[START Supplied records]

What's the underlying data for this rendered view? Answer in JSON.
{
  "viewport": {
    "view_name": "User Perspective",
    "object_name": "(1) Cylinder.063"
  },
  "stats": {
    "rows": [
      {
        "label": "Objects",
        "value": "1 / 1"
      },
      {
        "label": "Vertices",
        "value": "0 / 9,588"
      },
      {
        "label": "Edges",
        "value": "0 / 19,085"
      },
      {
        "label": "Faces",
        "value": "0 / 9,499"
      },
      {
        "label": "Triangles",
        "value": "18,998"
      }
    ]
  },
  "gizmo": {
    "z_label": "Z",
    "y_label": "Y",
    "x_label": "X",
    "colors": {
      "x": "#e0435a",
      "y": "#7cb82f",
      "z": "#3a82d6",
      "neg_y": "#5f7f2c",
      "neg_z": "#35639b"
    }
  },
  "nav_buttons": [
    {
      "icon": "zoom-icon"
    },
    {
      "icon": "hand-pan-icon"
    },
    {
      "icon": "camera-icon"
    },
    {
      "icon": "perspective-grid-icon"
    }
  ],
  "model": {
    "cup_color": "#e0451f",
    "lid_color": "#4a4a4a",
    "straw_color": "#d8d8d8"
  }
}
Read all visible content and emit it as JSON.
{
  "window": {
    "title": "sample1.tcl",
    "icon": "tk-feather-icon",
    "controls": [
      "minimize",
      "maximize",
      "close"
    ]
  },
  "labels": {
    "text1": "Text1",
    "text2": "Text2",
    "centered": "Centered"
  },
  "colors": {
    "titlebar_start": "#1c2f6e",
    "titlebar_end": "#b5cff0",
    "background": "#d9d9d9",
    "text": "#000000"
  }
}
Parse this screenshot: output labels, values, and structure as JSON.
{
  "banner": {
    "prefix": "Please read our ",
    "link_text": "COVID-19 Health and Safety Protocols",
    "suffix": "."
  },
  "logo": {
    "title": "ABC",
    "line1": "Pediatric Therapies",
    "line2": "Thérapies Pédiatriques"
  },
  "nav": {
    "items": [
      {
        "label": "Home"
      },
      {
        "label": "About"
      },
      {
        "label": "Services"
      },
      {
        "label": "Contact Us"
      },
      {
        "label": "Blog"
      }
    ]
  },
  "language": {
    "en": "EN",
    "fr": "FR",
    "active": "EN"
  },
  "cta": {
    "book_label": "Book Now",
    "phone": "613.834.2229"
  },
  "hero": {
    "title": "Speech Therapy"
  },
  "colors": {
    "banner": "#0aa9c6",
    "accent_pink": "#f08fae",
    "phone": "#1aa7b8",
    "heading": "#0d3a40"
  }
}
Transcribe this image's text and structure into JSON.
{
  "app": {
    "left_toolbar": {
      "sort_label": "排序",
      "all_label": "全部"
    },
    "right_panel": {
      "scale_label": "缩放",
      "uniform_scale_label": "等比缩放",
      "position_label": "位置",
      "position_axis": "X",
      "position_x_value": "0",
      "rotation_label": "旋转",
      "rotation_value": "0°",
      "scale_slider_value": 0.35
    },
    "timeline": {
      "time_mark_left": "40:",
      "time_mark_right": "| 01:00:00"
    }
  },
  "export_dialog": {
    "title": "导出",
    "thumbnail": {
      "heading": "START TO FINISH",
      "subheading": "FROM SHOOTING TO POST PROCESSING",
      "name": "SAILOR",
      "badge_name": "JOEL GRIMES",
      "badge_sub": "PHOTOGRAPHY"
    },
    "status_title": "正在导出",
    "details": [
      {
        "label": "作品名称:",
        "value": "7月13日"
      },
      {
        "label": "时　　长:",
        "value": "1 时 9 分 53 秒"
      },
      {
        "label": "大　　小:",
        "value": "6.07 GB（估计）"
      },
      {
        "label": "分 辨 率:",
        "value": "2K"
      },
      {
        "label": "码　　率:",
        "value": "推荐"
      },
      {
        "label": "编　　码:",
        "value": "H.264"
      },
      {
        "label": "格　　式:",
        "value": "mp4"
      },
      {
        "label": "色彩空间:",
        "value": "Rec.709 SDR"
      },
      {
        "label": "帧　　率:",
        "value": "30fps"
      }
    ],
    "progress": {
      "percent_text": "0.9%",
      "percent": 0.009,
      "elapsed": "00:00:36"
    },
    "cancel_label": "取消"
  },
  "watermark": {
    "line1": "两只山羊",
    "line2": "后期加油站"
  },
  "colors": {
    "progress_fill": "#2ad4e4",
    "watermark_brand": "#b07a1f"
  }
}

[END Supplied records]

Exercise instructions:
Please set down each line of the records exactly as given.

Correct answer:
What's the underlying data for this rendered view? Answer in JSON.
{
  "viewport": {
    "view_name": "User Perspective",
    "object_name": "(1) Cylinder.063"
  },
  "stats": {
    "rows": [
      {
        "label": "Objects",
        "value": "1 / 1"
      },
      {
        "label": "Vertices",
        "value": "0 / 9,588"
      },
      {
        "label": "Edges",
        "value": "0 / 19,085"
      },
      {
        "label": "Faces",
        "value": "0 / 9,499"
      },
      {
        "label": "Triangles",
        "value": "18,998"
      }
    ]
  },
  "gizmo": {
    "z_label": "Z",
    "y_label": "Y",
    "x_label": "X",
    "colors": {
      "x": "#e0435a",
      "y": "#7cb82f",
      "z": "#3a82d6",
      "neg_y": "#5f7f2c",
      "neg_z": "#35639b"
    }
  },
  "nav_buttons": [
    {
      "icon": "zoom-icon"
    },
    {
      "icon": "hand-pan-icon"
    },
    {
      "icon": "camera-icon"
    },
    {
      "icon": "perspective-grid-icon"
    }
  ],
  "model": {
    "cup_color": "#e0451f",
    "lid_color": "#4a4a4a",
    "straw_color": "#d8d8d8"
  }
}
Read all visible content and emit it as JSON.
{
  "window": {
    "title": "sample1.tcl",
    "icon": "tk-feather-icon",
    "controls": [
      "minimize",
      "maximize",
      "close"
    ]
  },
  "labels": {
    "text1": "Text1",
    "text2": "Text2",
    "centered": "Centered"
  },
  "colors": {
    "titlebar_start": "#1c2f6e",
    "titlebar_end": "#b5cff0",
    "background": "#d9d9d9",
    "text": "#000000"
  }
}
Parse this screenshot: output labels, values, and structure as JSON.
{
  "banner": {
    "prefix": "Please read our ",
    "link_text": "COVID-19 Health and Safety Protocols",
    "suffix": "."
  },
  "logo": {
    "title": "ABC",
    "line1": "Pediatric Therapies",
    "line2": "Thérapies Pédiatriques"
  },
  "nav": {
    "items": [
      {
        "label": "Home"
      },
      {
        "label": "About"
      },
      {
        "label": "Services"
      },
      {
        "label": "Contact Us"
      },
      {
        "label": "Blog"
      }
    ]
  },
  "language": {
    "en": "EN",
    "fr": "FR",
    "active": "EN"
  },
  "cta": {
    "book_label": "Book Now",
    "phone": "613.834.2229"
  },
  "hero": {
    "title": "Speech Therapy"
  },
  "colors": {
    "banner": "#0aa9c6",
    "accent_pink": "#f08fae",
    "phone": "#1aa7b8",
    "heading": "#0d3a40"
  }
}
Transcribe this image's text and structure into JSON.
{
  "app": {
    "left_toolbar": {
      "sort_label": "排序",
      "all_label": "全部"
    },
    "right_panel": {
      "scale_label": "缩放",
      "uniform_scale_label": "等比缩放",
      "position_label": "位置",
      "position_axis": "X",
      "position_x_value": "0",
      "rotation_label": "旋转",
      "rotation_value": "0°",
      "scale_slider_value": 0.35
    },
    "timeline": {
      "time_mark_left": "40:",
      "time_mark_right": "| 01:00:00"
    }
  },
  "export_dialog": {
    "title": "导出",
    "thumbnail": {
      "heading": "START TO FINISH",
      "subheading": "FROM SHOOTING TO POST PROCESSING",
      "name": "SAILOR",
      "badge_name": "JOEL GRIMES",
      "badge_sub": "PHOTOGRAPHY"
    },
    "status_title": "正在导出",
    "details": [
      {
        "label": "作品名称:",
        "value": "7月13日"
      },
      {
        "label": "时　　长:",
        "value": "1 时 9 分 53 秒"
      },
      {
        "label": "大　　小:",
        "value": "6.07 GB（估计）"
      },
      {
        "label": "分 辨 率:",
        "value": "2K"
      },
      {
        "label": "码　　率:",
        "value": "推荐"
      },
      {
        "label": "编　　码:",
        "value": "H.264"
      },
      {
        "label": "格　　式:",
        "value": "mp4"
      },
      {
        "label": "色彩空间:",
        "value": "Rec.709 SDR"
      },
      {
        "label": "帧　　率:",
        "value": "30fps"
      }
    ],
    "progress": {
      "percent_text": "0.9%",
      "percent": 0.009,
      "elapsed": "00:00:36"
    },
    "cancel_label": "取消"
  },
  "watermark": {
    "line1": "两只山羊",
    "line2": "后期加油站"
  },
  "colors": {
    "progress_fill": "#2ad4e4",
    "watermark_brand": "#b07a1f"
  }
}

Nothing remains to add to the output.